▸ **Goal**
Work through the data line by line, gathering every line that has the word "quidem".

▸ **Input**
########

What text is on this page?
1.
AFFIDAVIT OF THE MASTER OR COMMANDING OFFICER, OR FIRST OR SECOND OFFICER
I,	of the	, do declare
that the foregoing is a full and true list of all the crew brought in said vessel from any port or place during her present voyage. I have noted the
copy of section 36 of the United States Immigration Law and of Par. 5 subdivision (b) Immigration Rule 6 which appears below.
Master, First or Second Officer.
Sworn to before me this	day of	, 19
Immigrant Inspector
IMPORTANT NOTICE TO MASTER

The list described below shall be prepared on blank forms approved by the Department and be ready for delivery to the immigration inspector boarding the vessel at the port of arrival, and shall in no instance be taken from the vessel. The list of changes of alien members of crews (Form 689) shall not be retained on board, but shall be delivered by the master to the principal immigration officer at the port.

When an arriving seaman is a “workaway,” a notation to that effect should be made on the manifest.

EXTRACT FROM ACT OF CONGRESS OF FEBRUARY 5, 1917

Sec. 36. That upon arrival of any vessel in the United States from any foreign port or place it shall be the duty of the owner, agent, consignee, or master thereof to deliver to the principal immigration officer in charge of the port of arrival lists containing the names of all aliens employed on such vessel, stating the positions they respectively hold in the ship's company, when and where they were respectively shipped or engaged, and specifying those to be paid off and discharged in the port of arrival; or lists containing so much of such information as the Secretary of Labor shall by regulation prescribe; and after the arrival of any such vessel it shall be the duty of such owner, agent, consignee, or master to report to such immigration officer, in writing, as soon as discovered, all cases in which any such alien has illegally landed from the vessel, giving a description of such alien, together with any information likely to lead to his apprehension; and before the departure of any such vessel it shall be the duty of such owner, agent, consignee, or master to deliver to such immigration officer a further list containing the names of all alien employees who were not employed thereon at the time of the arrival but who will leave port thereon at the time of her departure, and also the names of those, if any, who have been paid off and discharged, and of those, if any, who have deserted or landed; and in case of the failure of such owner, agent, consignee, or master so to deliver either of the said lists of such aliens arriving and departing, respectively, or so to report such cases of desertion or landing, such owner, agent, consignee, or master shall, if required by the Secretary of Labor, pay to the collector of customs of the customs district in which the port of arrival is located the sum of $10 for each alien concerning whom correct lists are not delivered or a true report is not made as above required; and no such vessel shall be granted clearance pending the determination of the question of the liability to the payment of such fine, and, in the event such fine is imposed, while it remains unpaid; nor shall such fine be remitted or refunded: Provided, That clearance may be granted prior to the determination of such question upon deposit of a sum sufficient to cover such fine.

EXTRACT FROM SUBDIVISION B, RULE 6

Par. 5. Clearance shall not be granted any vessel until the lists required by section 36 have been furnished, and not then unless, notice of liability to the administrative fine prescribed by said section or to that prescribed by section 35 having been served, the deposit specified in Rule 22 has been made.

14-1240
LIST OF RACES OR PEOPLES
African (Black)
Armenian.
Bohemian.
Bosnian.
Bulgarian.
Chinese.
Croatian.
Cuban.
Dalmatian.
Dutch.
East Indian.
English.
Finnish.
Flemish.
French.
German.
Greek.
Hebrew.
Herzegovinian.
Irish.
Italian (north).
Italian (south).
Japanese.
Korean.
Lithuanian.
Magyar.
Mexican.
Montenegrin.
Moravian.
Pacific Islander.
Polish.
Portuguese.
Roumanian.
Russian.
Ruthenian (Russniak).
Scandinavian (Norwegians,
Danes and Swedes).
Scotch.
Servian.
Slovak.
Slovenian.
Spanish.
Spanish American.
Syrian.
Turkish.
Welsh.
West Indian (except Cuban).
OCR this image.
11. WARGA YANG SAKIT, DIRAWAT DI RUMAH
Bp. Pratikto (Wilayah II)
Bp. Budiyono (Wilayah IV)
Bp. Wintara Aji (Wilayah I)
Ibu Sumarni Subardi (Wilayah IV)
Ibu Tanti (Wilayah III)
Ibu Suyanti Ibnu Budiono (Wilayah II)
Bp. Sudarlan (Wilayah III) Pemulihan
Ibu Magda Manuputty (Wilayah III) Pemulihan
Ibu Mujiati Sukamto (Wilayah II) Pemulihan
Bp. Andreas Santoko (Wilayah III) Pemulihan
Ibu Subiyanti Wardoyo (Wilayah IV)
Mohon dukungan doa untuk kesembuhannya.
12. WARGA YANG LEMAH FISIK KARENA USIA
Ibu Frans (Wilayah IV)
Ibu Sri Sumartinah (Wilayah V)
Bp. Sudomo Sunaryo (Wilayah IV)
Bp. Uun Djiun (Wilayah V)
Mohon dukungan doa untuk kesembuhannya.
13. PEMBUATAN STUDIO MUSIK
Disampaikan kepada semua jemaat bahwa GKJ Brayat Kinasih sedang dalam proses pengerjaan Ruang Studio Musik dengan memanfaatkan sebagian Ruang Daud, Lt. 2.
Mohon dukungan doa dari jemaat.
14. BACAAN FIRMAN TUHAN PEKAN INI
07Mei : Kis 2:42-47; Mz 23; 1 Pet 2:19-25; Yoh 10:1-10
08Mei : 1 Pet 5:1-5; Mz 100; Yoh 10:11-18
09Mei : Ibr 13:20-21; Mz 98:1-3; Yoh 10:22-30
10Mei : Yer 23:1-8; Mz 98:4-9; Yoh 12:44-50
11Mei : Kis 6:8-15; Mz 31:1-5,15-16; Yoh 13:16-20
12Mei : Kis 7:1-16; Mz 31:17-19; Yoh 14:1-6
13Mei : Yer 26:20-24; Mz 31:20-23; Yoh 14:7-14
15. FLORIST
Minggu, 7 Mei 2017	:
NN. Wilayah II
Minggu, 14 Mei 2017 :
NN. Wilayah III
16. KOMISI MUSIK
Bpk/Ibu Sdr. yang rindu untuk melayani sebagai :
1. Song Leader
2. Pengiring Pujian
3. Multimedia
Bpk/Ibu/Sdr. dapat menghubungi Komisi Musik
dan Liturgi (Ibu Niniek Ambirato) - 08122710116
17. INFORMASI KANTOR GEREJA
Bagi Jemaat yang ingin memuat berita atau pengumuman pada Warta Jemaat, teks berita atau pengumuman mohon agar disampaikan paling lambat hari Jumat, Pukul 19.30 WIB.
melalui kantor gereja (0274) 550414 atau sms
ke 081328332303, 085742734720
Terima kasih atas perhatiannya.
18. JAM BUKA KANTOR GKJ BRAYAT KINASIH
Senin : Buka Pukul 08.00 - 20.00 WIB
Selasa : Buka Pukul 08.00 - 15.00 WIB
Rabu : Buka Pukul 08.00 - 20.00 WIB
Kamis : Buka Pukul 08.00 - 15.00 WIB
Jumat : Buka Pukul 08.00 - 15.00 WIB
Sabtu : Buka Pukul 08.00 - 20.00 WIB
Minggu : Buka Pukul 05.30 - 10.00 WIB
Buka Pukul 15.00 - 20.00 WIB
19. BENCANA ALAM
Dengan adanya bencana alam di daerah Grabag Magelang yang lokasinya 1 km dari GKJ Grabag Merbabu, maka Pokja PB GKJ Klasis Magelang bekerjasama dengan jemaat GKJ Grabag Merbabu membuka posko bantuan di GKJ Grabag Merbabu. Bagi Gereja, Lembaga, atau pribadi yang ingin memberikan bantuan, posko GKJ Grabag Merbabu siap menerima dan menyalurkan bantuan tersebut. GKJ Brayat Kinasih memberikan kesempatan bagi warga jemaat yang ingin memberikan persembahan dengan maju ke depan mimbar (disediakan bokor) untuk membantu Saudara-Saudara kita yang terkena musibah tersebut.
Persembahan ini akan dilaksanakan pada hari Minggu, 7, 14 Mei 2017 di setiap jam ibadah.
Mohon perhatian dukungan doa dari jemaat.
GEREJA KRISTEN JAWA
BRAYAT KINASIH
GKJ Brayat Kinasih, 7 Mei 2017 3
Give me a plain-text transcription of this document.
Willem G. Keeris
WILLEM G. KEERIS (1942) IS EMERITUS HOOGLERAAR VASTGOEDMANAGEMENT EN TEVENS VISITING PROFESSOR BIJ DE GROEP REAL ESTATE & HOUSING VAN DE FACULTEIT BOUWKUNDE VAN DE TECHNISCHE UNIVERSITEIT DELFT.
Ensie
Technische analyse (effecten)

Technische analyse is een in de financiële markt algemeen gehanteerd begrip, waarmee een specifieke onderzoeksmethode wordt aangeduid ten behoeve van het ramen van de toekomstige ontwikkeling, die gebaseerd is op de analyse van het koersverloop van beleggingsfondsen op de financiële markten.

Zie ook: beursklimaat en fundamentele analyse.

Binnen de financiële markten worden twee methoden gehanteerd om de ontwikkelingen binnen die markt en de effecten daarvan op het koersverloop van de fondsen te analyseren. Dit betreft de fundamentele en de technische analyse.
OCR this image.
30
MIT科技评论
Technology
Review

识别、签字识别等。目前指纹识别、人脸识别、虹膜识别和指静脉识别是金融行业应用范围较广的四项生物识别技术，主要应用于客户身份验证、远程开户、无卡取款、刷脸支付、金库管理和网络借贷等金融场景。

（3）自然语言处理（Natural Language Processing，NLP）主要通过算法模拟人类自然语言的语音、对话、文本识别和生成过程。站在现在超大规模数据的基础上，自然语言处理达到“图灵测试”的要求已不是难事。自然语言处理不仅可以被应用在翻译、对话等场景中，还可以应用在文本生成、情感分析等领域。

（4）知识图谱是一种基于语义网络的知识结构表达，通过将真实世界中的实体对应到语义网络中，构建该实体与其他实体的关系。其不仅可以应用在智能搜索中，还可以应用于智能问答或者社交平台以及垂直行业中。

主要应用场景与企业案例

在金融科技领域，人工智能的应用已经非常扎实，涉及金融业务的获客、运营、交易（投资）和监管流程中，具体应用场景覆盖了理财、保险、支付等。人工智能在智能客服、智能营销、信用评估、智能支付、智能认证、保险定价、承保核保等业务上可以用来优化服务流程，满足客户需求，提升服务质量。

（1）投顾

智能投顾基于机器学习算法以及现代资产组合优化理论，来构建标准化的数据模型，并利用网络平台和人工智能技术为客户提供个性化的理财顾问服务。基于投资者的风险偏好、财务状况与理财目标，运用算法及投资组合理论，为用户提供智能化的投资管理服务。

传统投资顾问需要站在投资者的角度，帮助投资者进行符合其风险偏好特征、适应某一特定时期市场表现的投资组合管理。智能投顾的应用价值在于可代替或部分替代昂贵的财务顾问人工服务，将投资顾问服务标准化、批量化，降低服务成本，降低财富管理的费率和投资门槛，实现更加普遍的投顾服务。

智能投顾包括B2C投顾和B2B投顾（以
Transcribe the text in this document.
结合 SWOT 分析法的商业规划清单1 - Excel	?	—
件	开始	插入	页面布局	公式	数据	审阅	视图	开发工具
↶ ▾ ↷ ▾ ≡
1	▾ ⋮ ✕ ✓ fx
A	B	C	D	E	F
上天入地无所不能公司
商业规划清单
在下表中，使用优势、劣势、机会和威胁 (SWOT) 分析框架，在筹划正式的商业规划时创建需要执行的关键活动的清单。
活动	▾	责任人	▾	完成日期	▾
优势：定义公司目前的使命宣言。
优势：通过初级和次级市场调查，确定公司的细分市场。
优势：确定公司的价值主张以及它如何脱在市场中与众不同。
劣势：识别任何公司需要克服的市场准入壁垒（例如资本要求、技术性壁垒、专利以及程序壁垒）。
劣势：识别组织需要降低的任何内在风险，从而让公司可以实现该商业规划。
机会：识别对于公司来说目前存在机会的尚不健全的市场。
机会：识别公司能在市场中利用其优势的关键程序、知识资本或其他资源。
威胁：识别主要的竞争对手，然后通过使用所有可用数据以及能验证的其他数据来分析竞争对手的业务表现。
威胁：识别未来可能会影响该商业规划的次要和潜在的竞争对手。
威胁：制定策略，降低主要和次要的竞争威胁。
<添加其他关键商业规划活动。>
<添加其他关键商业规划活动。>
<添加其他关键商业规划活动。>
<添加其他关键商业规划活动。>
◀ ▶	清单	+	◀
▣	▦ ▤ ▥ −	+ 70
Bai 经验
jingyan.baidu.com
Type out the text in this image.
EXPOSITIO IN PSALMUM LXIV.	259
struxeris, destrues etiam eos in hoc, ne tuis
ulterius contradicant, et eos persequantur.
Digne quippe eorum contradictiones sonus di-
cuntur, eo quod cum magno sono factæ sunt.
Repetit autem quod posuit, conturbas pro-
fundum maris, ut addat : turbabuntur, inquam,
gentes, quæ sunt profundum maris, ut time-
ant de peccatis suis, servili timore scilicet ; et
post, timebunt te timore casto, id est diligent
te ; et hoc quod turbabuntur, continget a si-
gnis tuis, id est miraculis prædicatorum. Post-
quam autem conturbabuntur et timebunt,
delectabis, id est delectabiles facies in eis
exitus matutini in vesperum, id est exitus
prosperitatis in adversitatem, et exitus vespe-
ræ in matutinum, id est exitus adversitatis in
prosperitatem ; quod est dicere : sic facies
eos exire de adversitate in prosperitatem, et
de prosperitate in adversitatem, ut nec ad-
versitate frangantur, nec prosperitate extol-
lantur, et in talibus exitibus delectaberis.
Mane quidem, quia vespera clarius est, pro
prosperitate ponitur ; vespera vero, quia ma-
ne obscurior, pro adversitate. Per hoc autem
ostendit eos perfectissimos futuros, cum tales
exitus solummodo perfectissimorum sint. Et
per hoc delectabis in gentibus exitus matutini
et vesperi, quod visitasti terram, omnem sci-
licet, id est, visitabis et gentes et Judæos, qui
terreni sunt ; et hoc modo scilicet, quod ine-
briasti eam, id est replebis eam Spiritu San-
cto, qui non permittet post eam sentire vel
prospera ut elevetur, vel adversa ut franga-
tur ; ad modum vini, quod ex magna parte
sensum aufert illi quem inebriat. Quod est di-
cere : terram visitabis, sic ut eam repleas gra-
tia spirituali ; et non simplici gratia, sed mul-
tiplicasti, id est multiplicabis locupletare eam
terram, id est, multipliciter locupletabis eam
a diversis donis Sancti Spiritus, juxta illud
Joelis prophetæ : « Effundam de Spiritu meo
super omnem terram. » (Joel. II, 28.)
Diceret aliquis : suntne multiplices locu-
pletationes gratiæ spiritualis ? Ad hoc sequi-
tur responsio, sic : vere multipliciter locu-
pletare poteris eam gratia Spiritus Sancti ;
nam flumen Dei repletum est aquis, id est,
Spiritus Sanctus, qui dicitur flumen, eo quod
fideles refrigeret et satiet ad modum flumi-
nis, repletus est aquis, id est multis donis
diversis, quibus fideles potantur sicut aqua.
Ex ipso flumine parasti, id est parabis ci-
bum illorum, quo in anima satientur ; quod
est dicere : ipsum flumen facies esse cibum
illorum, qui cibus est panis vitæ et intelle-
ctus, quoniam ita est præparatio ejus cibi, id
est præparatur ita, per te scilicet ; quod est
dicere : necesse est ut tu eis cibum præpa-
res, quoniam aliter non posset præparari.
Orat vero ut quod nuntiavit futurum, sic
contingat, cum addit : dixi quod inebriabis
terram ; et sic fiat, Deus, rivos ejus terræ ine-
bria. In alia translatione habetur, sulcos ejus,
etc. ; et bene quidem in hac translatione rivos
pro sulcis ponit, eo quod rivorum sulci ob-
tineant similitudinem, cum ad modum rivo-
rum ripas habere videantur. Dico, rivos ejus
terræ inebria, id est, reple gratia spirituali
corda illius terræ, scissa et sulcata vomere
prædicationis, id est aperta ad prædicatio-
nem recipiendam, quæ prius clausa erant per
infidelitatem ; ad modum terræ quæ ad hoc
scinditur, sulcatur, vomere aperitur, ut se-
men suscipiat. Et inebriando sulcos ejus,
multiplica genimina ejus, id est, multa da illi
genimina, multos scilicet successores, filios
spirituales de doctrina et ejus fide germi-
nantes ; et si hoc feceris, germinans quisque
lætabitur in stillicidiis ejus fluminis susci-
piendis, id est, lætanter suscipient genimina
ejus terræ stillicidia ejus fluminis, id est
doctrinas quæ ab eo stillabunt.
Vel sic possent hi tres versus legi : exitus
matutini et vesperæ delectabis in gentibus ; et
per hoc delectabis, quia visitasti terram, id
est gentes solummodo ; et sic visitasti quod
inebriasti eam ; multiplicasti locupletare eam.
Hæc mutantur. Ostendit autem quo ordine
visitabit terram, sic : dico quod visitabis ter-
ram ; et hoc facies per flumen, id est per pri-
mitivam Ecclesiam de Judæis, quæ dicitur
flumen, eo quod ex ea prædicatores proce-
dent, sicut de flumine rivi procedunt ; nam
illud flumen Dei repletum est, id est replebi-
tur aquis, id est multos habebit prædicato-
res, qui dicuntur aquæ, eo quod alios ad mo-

########

▸ **Response**
Mane quidem, quia vespera clarius est, pro
etc. ; et bene quidem in hac translatione rivos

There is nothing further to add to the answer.